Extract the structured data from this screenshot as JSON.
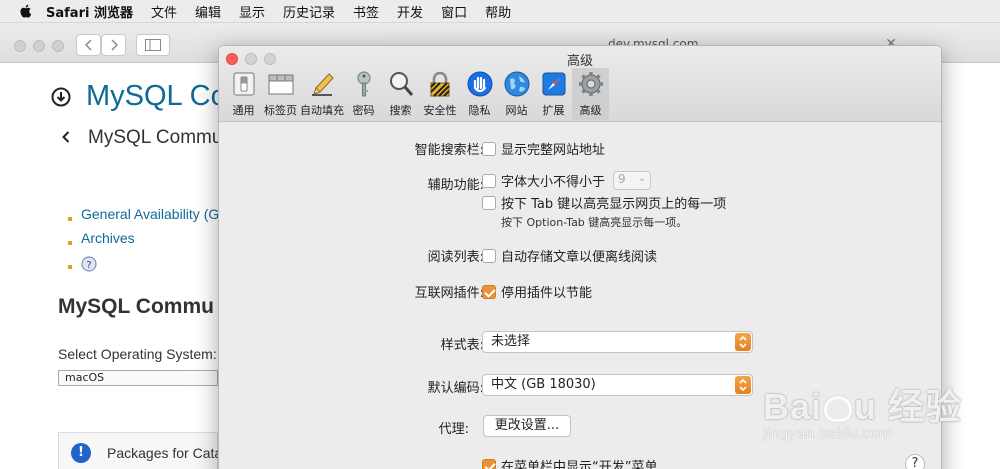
{
  "menubar": {
    "app": "Safari 浏览器",
    "items": [
      "文件",
      "编辑",
      "显示",
      "历史记录",
      "书签",
      "开发",
      "窗口",
      "帮助"
    ]
  },
  "browser": {
    "url": "dev.mysql.com"
  },
  "page": {
    "title": "MySQL Co",
    "breadcrumb": "MySQL Commu",
    "links": [
      "General Availability (G",
      "Archives"
    ],
    "section_title": "MySQL Commu",
    "os_label": "Select Operating System:",
    "os_value": "macOS",
    "packages_text": "Packages for Cata"
  },
  "prefs": {
    "window_title": "高级",
    "tabs": [
      {
        "label": "通用",
        "icon": "general-switch-icon"
      },
      {
        "label": "标签页",
        "icon": "tabs-window-icon"
      },
      {
        "label": "自动填充",
        "icon": "pencil-icon"
      },
      {
        "label": "密码",
        "icon": "key-icon"
      },
      {
        "label": "搜索",
        "icon": "magnifier-icon"
      },
      {
        "label": "安全性",
        "icon": "lock-icon"
      },
      {
        "label": "隐私",
        "icon": "hand-icon"
      },
      {
        "label": "网站",
        "icon": "globe-icon"
      },
      {
        "label": "扩展",
        "icon": "puzzle-compass-icon"
      },
      {
        "label": "高级",
        "icon": "gear-icon"
      }
    ],
    "active_tab": "高级",
    "smart_search": {
      "label": "智能搜索栏:",
      "checkbox": "显示完整网站地址",
      "checked": false
    },
    "accessibility": {
      "label": "辅助功能:",
      "min_font": "字体大小不得小于",
      "min_font_value": "9",
      "tab_highlight": "按下 Tab 键以高亮显示网页上的每一项",
      "note": "按下 Option-Tab 键高亮显示每一项。"
    },
    "reading_list": {
      "label": "阅读列表:",
      "checkbox": "自动存储文章以便离线阅读",
      "checked": false
    },
    "internet_plugins": {
      "label": "互联网插件:",
      "checkbox": "停用插件以节能",
      "checked": true
    },
    "style_sheet": {
      "label": "样式表:",
      "value": "未选择"
    },
    "default_encoding": {
      "label": "默认编码:",
      "value": "中文 (GB 18030)"
    },
    "proxies": {
      "label": "代理:",
      "button": "更改设置..."
    },
    "develop_menu": {
      "checkbox": "在菜单栏中显示“开发”菜单",
      "checked": true
    },
    "help": "?"
  },
  "colors": {
    "accent": "#e8923a",
    "link": "#0e6b96"
  }
}
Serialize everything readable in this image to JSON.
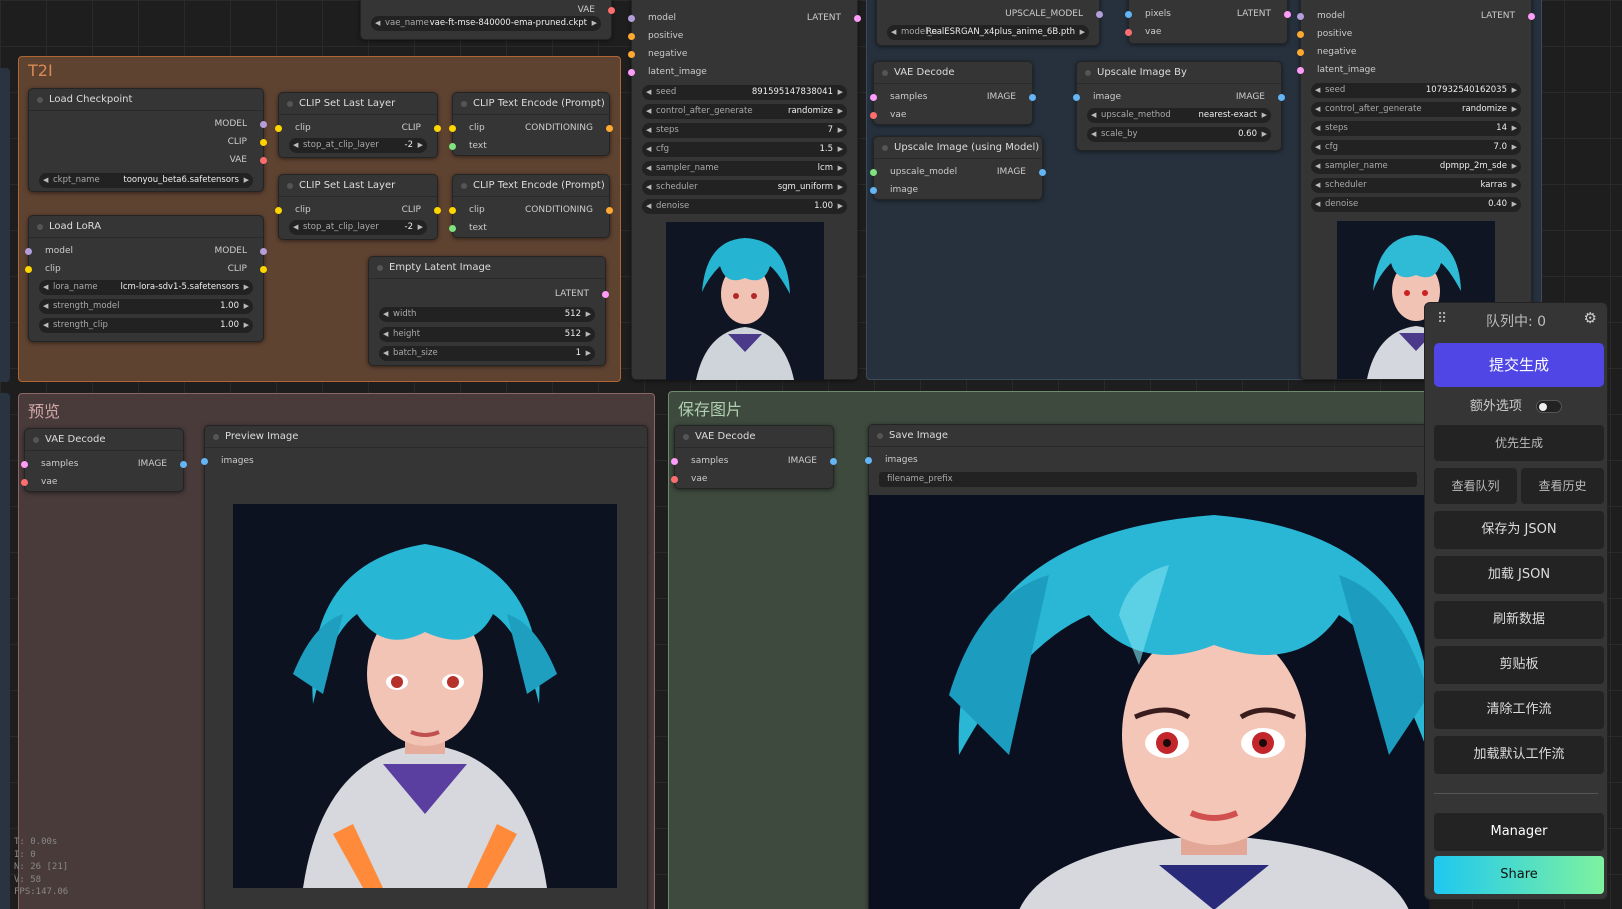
{
  "groups": {
    "t2i": "T2I",
    "preview": "预览",
    "save": "保存图片"
  },
  "vae_loader": {
    "output": "VAE",
    "widget_label": "vae_name",
    "widget_value": "vae-ft-mse-840000-ema-pruned.ckpt"
  },
  "ksampler1": {
    "in_model": "model",
    "in_positive": "positive",
    "in_negative": "negative",
    "in_latent": "latent_image",
    "out": "LATENT",
    "widgets": [
      {
        "l": "seed",
        "v": "891595147838041"
      },
      {
        "l": "control_after_generate",
        "v": "randomize"
      },
      {
        "l": "steps",
        "v": "7"
      },
      {
        "l": "cfg",
        "v": "1.5"
      },
      {
        "l": "sampler_name",
        "v": "lcm"
      },
      {
        "l": "scheduler",
        "v": "sgm_uniform"
      },
      {
        "l": "denoise",
        "v": "1.00"
      }
    ]
  },
  "upscale_loader": {
    "out": "UPSCALE_MODEL",
    "widget_label": "model_n",
    "widget_value": "RealESRGAN_x4plus_anime_6B.pth"
  },
  "vae_encode": {
    "in_pixels": "pixels",
    "in_vae": "vae",
    "out": "LATENT"
  },
  "vae_decode_top": {
    "title": "VAE Decode",
    "in_samples": "samples",
    "in_vae": "vae",
    "out": "IMAGE"
  },
  "upscale_model": {
    "title": "Upscale Image (using Model)",
    "in_model": "upscale_model",
    "in_image": "image",
    "out": "IMAGE"
  },
  "upscale_by": {
    "title": "Upscale Image By",
    "in_image": "image",
    "out": "IMAGE",
    "widgets": [
      {
        "l": "upscale_method",
        "v": "nearest-exact"
      },
      {
        "l": "scale_by",
        "v": "0.60"
      }
    ]
  },
  "ksampler2": {
    "in_model": "model",
    "in_positive": "positive",
    "in_negative": "negative",
    "in_latent": "latent_image",
    "out": "LATENT",
    "widgets": [
      {
        "l": "seed",
        "v": "107932540162035"
      },
      {
        "l": "control_after_generate",
        "v": "randomize"
      },
      {
        "l": "steps",
        "v": "14"
      },
      {
        "l": "cfg",
        "v": "7.0"
      },
      {
        "l": "sampler_name",
        "v": "dpmpp_2m_sde"
      },
      {
        "l": "scheduler",
        "v": "karras"
      },
      {
        "l": "denoise",
        "v": "0.40"
      }
    ]
  },
  "load_checkpoint": {
    "title": "Load Checkpoint",
    "out_model": "MODEL",
    "out_clip": "CLIP",
    "out_vae": "VAE",
    "widget_label": "ckpt_name",
    "widget_value": "toonyou_beta6.safetensors"
  },
  "clip_set1": {
    "title": "CLIP Set Last Layer",
    "in": "clip",
    "out": "CLIP",
    "widget_label": "stop_at_clip_layer",
    "widget_value": "-2"
  },
  "clip_set2": {
    "title": "CLIP Set Last Layer",
    "in": "clip",
    "out": "CLIP",
    "widget_label": "stop_at_clip_layer",
    "widget_value": "-2"
  },
  "clip_text1": {
    "title": "CLIP Text Encode (Prompt)",
    "in_clip": "clip",
    "in_text": "text",
    "out": "CONDITIONING"
  },
  "clip_text2": {
    "title": "CLIP Text Encode (Prompt)",
    "in_clip": "clip",
    "in_text": "text",
    "out": "CONDITIONING"
  },
  "load_lora": {
    "title": "Load LoRA",
    "in_model": "model",
    "in_clip": "clip",
    "out_model": "MODEL",
    "out_clip": "CLIP",
    "widgets": [
      {
        "l": "lora_name",
        "v": "lcm-lora-sdv1-5.safetensors"
      },
      {
        "l": "strength_model",
        "v": "1.00"
      },
      {
        "l": "strength_clip",
        "v": "1.00"
      }
    ]
  },
  "empty_latent": {
    "title": "Empty Latent Image",
    "out": "LATENT",
    "widgets": [
      {
        "l": "width",
        "v": "512"
      },
      {
        "l": "height",
        "v": "512"
      },
      {
        "l": "batch_size",
        "v": "1"
      }
    ]
  },
  "vae_decode_preview": {
    "title": "VAE Decode",
    "in_samples": "samples",
    "in_vae": "vae",
    "out": "IMAGE"
  },
  "preview_image": {
    "title": "Preview Image",
    "in": "images"
  },
  "vae_decode_save": {
    "title": "VAE Decode",
    "in_samples": "samples",
    "in_vae": "vae",
    "out": "IMAGE"
  },
  "save_image": {
    "title": "Save Image",
    "in": "images",
    "widget_label": "filename_prefix"
  },
  "panel": {
    "queue": "队列中: 0",
    "submit": "提交生成",
    "extra": "额外选项",
    "priority": "优先生成",
    "view_queue": "查看队列",
    "view_history": "查看历史",
    "save_json": "保存为 JSON",
    "load_json": "加载 JSON",
    "refresh": "刷新数据",
    "clipboard": "剪贴板",
    "clear": "清除工作流",
    "load_default": "加载默认工作流",
    "manager": "Manager",
    "share": "Share"
  },
  "stats": {
    "t": "T: 0.00s",
    "i": "I: 0",
    "n": "N: 26 [21]",
    "v": "V: 58",
    "fps": "FPS:147.06"
  },
  "colors": {
    "t2i": "#b06634",
    "preview": "#a88",
    "save": "#8a8",
    "canvas": "#1e1e1e",
    "accent": "#4f46e5"
  }
}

· · · ·

AIM = Write the full listing out again with every line unchanged, but include no pictures.

RESPONSE =
Extract the structured data from this screenshot as JSON.
{
  "menubar": {
    "app": "Safari 浏览器",
    "items": [
      "文件",
      "编辑",
      "显示",
      "历史记录",
      "书签",
      "开发",
      "窗口",
      "帮助"
    ]
  },
  "browser": {
    "url": "dev.mysql.com"
  },
  "page": {
    "title": "MySQL Co",
    "breadcrumb": "MySQL Commu",
    "links": [
      "General Availability (G",
      "Archives"
    ],
    "section_title": "MySQL Commu",
    "os_label": "Select Operating System:",
    "os_value": "macOS",
    "packages_text": "Packages for Cata"
  },
  "prefs": {
    "window_title": "高级",
    "tabs": [
      {
        "label": "通用",
        "icon": "general-switch-icon"
      },
      {
        "label": "标签页",
        "icon": "tabs-window-icon"
      },
      {
        "label": "自动填充",
        "icon": "pencil-icon"
      },
      {
        "label": "密码",
        "icon": "key-icon"
      },
      {
        "label": "搜索",
        "icon": "magnifier-icon"
      },
      {
        "label": "安全性",
        "icon": "lock-icon"
      },
      {
        "label": "隐私",
        "icon": "hand-icon"
      },
      {
        "label": "网站",
        "icon": "globe-icon"
      },
      {
        "label": "扩展",
        "icon": "puzzle-compass-icon"
      },
      {
        "label": "高级",
        "icon": "gear-icon"
      }
    ],
    "active_tab": "高级",
    "smart_search": {
      "label": "智能搜索栏:",
      "checkbox": "显示完整网站地址",
      "checked": false
    },
    "accessibility": {
      "label": "辅助功能:",
      "min_font": "字体大小不得小于",
      "min_font_value": "9",
      "tab_highlight": "按下 Tab 键以高亮显示网页上的每一项",
      "note": "按下 Option-Tab 键高亮显示每一项。"
    },
    "reading_list": {
      "label": "阅读列表:",
      "checkbox": "自动存储文章以便离线阅读",
      "checked": false
    },
    "internet_plugins": {
      "label": "互联网插件:",
      "checkbox": "停用插件以节能",
      "checked": true
    },
    "style_sheet": {
      "label": "样式表:",
      "value": "未选择"
    },
    "default_encoding": {
      "label": "默认编码:",
      "value": "中文 (GB 18030)"
    },
    "proxies": {
      "label": "代理:",
      "button": "更改设置..."
    },
    "develop_menu": {
      "checkbox": "在菜单栏中显示“开发”菜单",
      "checked": true
    },
    "help": "?"
  },
  "colors": {
    "accent": "#e8923a",
    "link": "#0e6b96"
  }
}
Serialize everything readable in this image to JSON.
{
  "groups": {
    "t2i": "T2I",
    "preview": "预览",
    "save": "保存图片"
  },
  "vae_loader": {
    "output": "VAE",
    "widget_label": "vae_name",
    "widget_value": "vae-ft-mse-840000-ema-pruned.ckpt"
  },
  "ksampler1": {
    "in_model": "model",
    "in_positive": "positive",
    "in_negative": "negative",
    "in_latent": "latent_image",
    "out": "LATENT",
    "widgets": [
      {
        "l": "seed",
        "v": "891595147838041"
      },
      {
        "l": "control_after_generate",
        "v": "randomize"
      },
      {
        "l": "steps",
        "v": "7"
      },
      {
        "l": "cfg",
        "v": "1.5"
      },
      {
        "l": "sampler_name",
        "v": "lcm"
      },
      {
        "l": "scheduler",
        "v": "sgm_uniform"
      },
      {
        "l": "denoise",
        "v": "1.00"
      }
    ]
  },
  "upscale_loader": {
    "out": "UPSCALE_MODEL",
    "widget_label": "model_n",
    "widget_value": "RealESRGAN_x4plus_anime_6B.pth"
  },
  "vae_encode": {
    "in_pixels": "pixels",
    "in_vae": "vae",
    "out": "LATENT"
  },
  "vae_decode_top": {
    "title": "VAE Decode",
    "in_samples": "samples",
    "in_vae": "vae",
    "out": "IMAGE"
  },
  "upscale_model": {
    "title": "Upscale Image (using Model)",
    "in_model": "upscale_model",
    "in_image": "image",
    "out": "IMAGE"
  },
  "upscale_by": {
    "title": "Upscale Image By",
    "in_image": "image",
    "out": "IMAGE",
    "widgets": [
      {
        "l": "upscale_method",
        "v": "nearest-exact"
      },
      {
        "l": "scale_by",
        "v": "0.60"
      }
    ]
  },
  "ksampler2": {
    "in_model": "model",
    "in_positive": "positive",
    "in_negative": "negative",
    "in_latent": "latent_image",
    "out": "LATENT",
    "widgets": [
      {
        "l": "seed",
        "v": "107932540162035"
      },
      {
        "l": "control_after_generate",
        "v": "randomize"
      },
      {
        "l": "steps",
        "v": "14"
      },
      {
        "l": "cfg",
        "v": "7.0"
      },
      {
        "l": "sampler_name",
        "v": "dpmpp_2m_sde"
      },
      {
        "l": "scheduler",
        "v": "karras"
      },
      {
        "l": "denoise",
        "v": "0.40"
      }
    ]
  },
  "load_checkpoint": {
    "title": "Load Checkpoint",
    "out_model": "MODEL",
    "out_clip": "CLIP",
    "out_vae": "VAE",
    "widget_label": "ckpt_name",
    "widget_value": "toonyou_beta6.safetensors"
  },
  "clip_set1": {
    "title": "CLIP Set Last Layer",
    "in": "clip",
    "out": "CLIP",
    "widget_label": "stop_at_clip_layer",
    "widget_value": "-2"
  },
  "clip_set2": {
    "title": "CLIP Set Last Layer",
    "in": "clip",
    "out": "CLIP",
    "widget_label": "stop_at_clip_layer",
    "widget_value": "-2"
  },
  "clip_text1": {
    "title": "CLIP Text Encode (Prompt)",
    "in_clip": "clip",
    "in_text": "text",
    "out": "CONDITIONING"
  },
  "clip_text2": {
    "title": "CLIP Text Encode (Prompt)",
    "in_clip": "clip",
    "in_text": "text",
    "out": "CONDITIONING"
  },
  "load_lora": {
    "title": "Load LoRA",
    "in_model": "model",
    "in_clip": "clip",
    "out_model": "MODEL",
    "out_clip": "CLIP",
    "widgets": [
      {
        "l": "lora_name",
        "v": "lcm-lora-sdv1-5.safetensors"
      },
      {
        "l": "strength_model",
        "v": "1.00"
      },
      {
        "l": "strength_clip",
        "v": "1.00"
      }
    ]
  },
  "empty_latent": {
    "title": "Empty Latent Image",
    "out": "LATENT",
    "widgets": [
      {
        "l": "width",
        "v": "512"
      },
      {
        "l": "height",
        "v": "512"
      },
      {
        "l": "batch_size",
        "v": "1"
      }
    ]
  },
  "vae_decode_preview": {
    "title": "VAE Decode",
    "in_samples": "samples",
    "in_vae": "vae",
    "out": "IMAGE"
  },
  "preview_image": {
    "title": "Preview Image",
    "in": "images"
  },
  "vae_decode_save": {
    "title": "VAE Decode",
    "in_samples": "samples",
    "in_vae": "vae",
    "out": "IMAGE"
  },
  "save_image": {
    "title": "Save Image",
    "in": "images",
    "widget_label": "filename_prefix"
  },
  "panel": {
    "queue": "队列中: 0",
    "submit": "提交生成",
    "extra": "额外选项",
    "priority": "优先生成",
    "view_queue": "查看队列",
    "view_history": "查看历史",
    "save_json": "保存为 JSON",
    "load_json": "加载 JSON",
    "refresh": "刷新数据",
    "clipboard": "剪贴板",
    "clear": "清除工作流",
    "load_default": "加载默认工作流",
    "manager": "Manager",
    "share": "Share"
  },
  "stats": {
    "t": "T: 0.00s",
    "i": "I: 0",
    "n": "N: 26 [21]",
    "v": "V: 58",
    "fps": "FPS:147.06"
  },
  "colors": {
    "t2i": "#b06634",
    "preview": "#a88",
    "save": "#8a8",
    "canvas": "#1e1e1e",
    "accent": "#4f46e5"
  }
}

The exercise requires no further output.